*TASK INPUT*:
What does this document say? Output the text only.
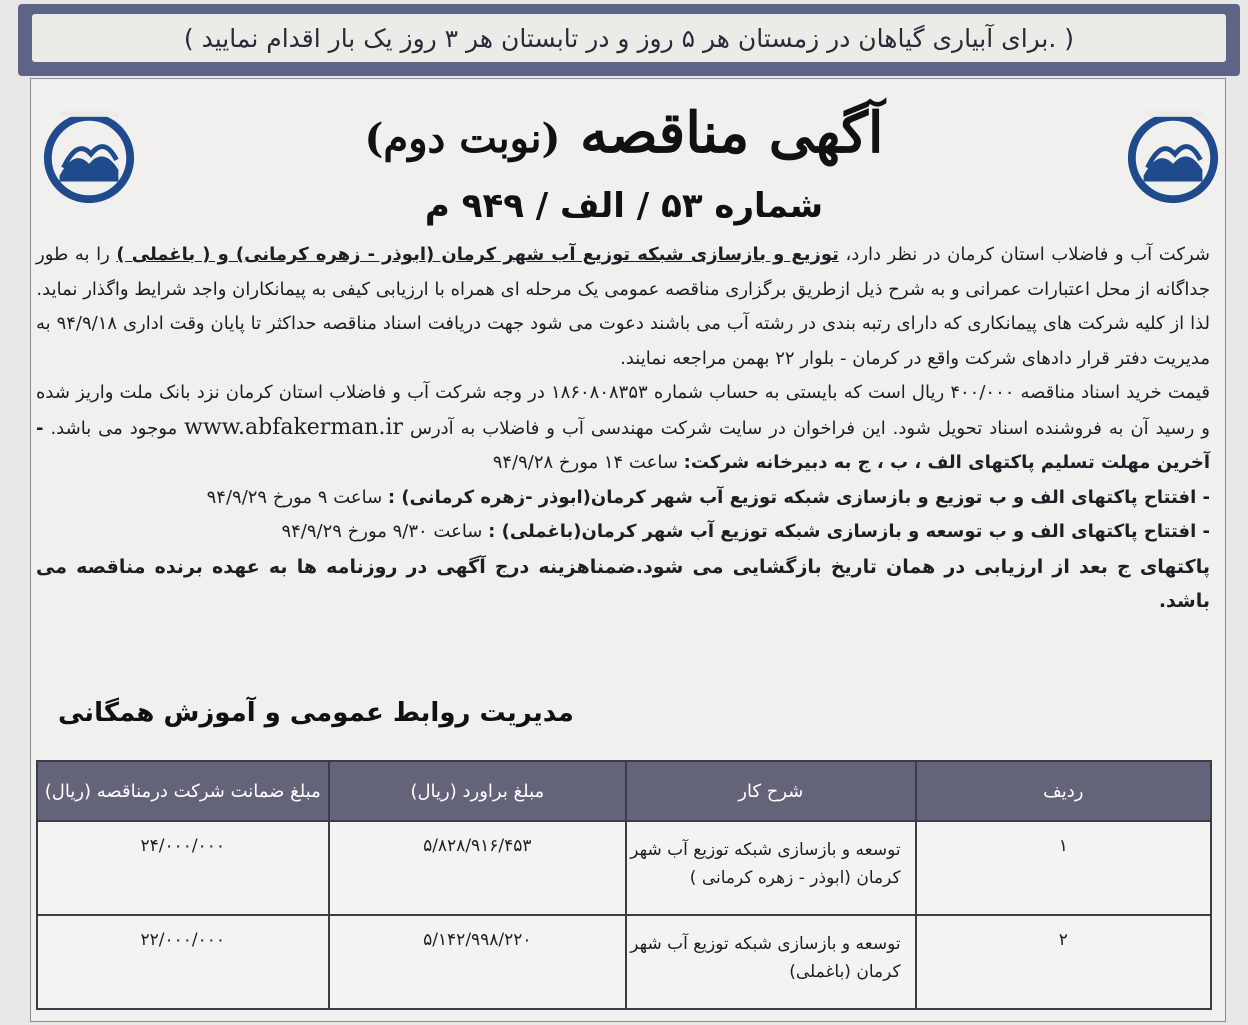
( برای آبیاری گیاهان در زمستان هر ۵ روز و در تابستان هر ۳ روز یک بار اقدام نمایید. )
آگهی مناقصه (نوبت دوم)
شماره ۵۳ / الف / ۹۴۹ م

شرکت آب و فاضلاب استان کرمان در نظر دارد، توزیع و بازسازی شبکه توزیع آب شهر کرمان (ابوذر - زهره کرمانی) و ( باغملی ) را به طور جداگانه از محل اعتبارات عمرانی و به شرح ذیل ازطریق برگزاری مناقصه عمومی یک مرحله ای همراه با ارزیابی کیفی به پیمانکاران واجد شرایط واگذار نماید.

لذا از کلیه شرکت های پیمانکاری که دارای رتبه بندی در رشته آب می باشند دعوت می شود جهت دریافت اسناد مناقصه حداکثر تا پایان وقت اداری ۹۴/۹/۱۸ به مدیریت دفتر قرار دادهای شرکت واقع در کرمان - بلوار ۲۲ بهمن مراجعه نمایند.

قیمت خرید اسناد مناقصه ۴۰۰/۰۰۰ ریال است که بایستی به حساب شماره ۱۸۶۰۸۰۸۳۵۳ در وجه شرکت آب و فاضلاب استان کرمان نزد بانک ملت واریز شده و رسید آن به فروشنده اسناد تحویل شود. این فراخوان در سایت شرکت مهندسی آب و فاضلاب به آدرس www.abfakerman.ir موجود می باشد. - آخرین مهلت تسلیم پاکتهای الف ، ب ، ج به دبیرخانه شرکت: ساعت ۱۴ مورخ ۹۴/۹/۲۸

- افتتاح پاکتهای الف و ب توزیع و بازسازی شبکه توزیع آب شهر کرمان(ابوذر -زهره کرمانی) : ساعت ۹ مورخ ۹۴/۹/۲۹

- افتتاح پاکتهای الف و ب توسعه و بازسازی شبکه توزیع آب شهر کرمان(باغملی) : ساعت ۹/۳۰ مورخ ۹۴/۹/۲۹

پاکتهای ج بعد از ارزیابی در همان تاریخ بازگشایی می شود.ضمناهزینه درج آگهی در روزنامه ها به عهده برنده مناقصه می باشد.

مدیریت روابط عمومی و آموزش همگانی
ردیف	شرح کار	مبلغ براورد (ریال)	مبلغ ضمانت شرکت درمناقصه (ریال)
۱	توسعه و بازسازی شبکه توزیع آب شهر
کرمان (ابوذر - زهره کرمانی )	۵/۸۲۸/۹۱۶/۴۵۳	۲۴/۰۰۰/۰۰۰
۲	توسعه و بازسازی شبکه توزیع آب شهر
کرمان (باغملی)	۵/۱۴۲/۹۹۸/۲۲۰	۲۲/۰۰۰/۰۰۰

*THE PROBLEM*: Return all of the entries exactly as written, but drop any pictures they hold.

*SOLUTION TO THIS TASK*:
What does this document say? Output the text only.
( برای آبیاری گیاهان در زمستان هر ۵ روز و در تابستان هر ۳ روز یک بار اقدام نمایید. )
آگهی مناقصه (نوبت دوم)
شماره ۵۳ / الف / ۹۴۹ م

شرکت آب و فاضلاب استان کرمان در نظر دارد، توزیع و بازسازی شبکه توزیع آب شهر کرمان (ابوذر - زهره کرمانی) و ( باغملی ) را به طور جداگانه از محل اعتبارات عمرانی و به شرح ذیل ازطریق برگزاری مناقصه عمومی یک مرحله ای همراه با ارزیابی کیفی به پیمانکاران واجد شرایط واگذار نماید.

لذا از کلیه شرکت های پیمانکاری که دارای رتبه بندی در رشته آب می باشند دعوت می شود جهت دریافت اسناد مناقصه حداکثر تا پایان وقت اداری ۹۴/۹/۱۸ به مدیریت دفتر قرار دادهای شرکت واقع در کرمان - بلوار ۲۲ بهمن مراجعه نمایند.

قیمت خرید اسناد مناقصه ۴۰۰/۰۰۰ ریال است که بایستی به حساب شماره ۱۸۶۰۸۰۸۳۵۳ در وجه شرکت آب و فاضلاب استان کرمان نزد بانک ملت واریز شده و رسید آن به فروشنده اسناد تحویل شود. این فراخوان در سایت شرکت مهندسی آب و فاضلاب به آدرس www.abfakerman.ir موجود می باشد. - آخرین مهلت تسلیم پاکتهای الف ، ب ، ج به دبیرخانه شرکت: ساعت ۱۴ مورخ ۹۴/۹/۲۸

- افتتاح پاکتهای الف و ب توزیع و بازسازی شبکه توزیع آب شهر کرمان(ابوذر -زهره کرمانی) : ساعت ۹ مورخ ۹۴/۹/۲۹

- افتتاح پاکتهای الف و ب توسعه و بازسازی شبکه توزیع آب شهر کرمان(باغملی) : ساعت ۹/۳۰ مورخ ۹۴/۹/۲۹

پاکتهای ج بعد از ارزیابی در همان تاریخ بازگشایی می شود.ضمناهزینه درج آگهی در روزنامه ها به عهده برنده مناقصه می باشد.

مدیریت روابط عمومی و آموزش همگانی
ردیف	شرح کار	مبلغ براورد (ریال)	مبلغ ضمانت شرکت درمناقصه (ریال)
۱	توسعه و بازسازی شبکه توزیع آب شهر
کرمان (ابوذر - زهره کرمانی )	۵/۸۲۸/۹۱۶/۴۵۳	۲۴/۰۰۰/۰۰۰
۲	توسعه و بازسازی شبکه توزیع آب شهر
کرمان (باغملی)	۵/۱۴۲/۹۹۸/۲۲۰	۲۲/۰۰۰/۰۰۰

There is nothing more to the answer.